Extracted data entries:
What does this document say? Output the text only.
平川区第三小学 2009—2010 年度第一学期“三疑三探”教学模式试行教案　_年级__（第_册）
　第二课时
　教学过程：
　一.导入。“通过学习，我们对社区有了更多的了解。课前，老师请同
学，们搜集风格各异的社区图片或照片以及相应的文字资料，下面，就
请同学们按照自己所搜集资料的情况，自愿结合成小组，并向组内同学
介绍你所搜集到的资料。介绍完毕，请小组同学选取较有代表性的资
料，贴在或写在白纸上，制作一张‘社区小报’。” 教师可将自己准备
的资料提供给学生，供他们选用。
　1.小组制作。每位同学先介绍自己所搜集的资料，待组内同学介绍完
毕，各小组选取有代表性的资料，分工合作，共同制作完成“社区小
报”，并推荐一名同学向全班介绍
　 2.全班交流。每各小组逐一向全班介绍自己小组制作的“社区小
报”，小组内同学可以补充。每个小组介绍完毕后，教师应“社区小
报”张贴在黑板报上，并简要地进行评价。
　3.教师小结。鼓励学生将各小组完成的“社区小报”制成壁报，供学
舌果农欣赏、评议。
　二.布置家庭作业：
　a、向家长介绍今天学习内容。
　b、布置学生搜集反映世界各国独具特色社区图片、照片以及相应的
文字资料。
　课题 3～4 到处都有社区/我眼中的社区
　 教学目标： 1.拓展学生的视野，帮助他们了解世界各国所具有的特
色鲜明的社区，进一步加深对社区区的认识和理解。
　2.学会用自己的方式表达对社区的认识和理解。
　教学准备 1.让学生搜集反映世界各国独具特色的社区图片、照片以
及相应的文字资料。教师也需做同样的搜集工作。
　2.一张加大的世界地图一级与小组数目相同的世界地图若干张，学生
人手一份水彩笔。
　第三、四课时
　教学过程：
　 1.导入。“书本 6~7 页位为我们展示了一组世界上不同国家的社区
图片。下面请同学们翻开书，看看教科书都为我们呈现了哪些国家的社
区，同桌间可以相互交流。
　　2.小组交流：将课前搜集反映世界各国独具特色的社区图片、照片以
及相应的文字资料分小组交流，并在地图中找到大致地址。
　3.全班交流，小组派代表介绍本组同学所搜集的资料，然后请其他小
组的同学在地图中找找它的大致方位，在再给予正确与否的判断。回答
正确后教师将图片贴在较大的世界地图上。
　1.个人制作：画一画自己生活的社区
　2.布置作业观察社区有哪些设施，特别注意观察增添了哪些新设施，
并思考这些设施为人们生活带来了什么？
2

# Prompt:
Which lines above contain the word "全班交流"? Copy each of them.

# Exercise response:
　 2.全班交流。每各小组逐一向全班介绍自己小组制作的“社区小
　3.全班交流，小组派代表介绍本组同学所搜集的资料，然后请其他小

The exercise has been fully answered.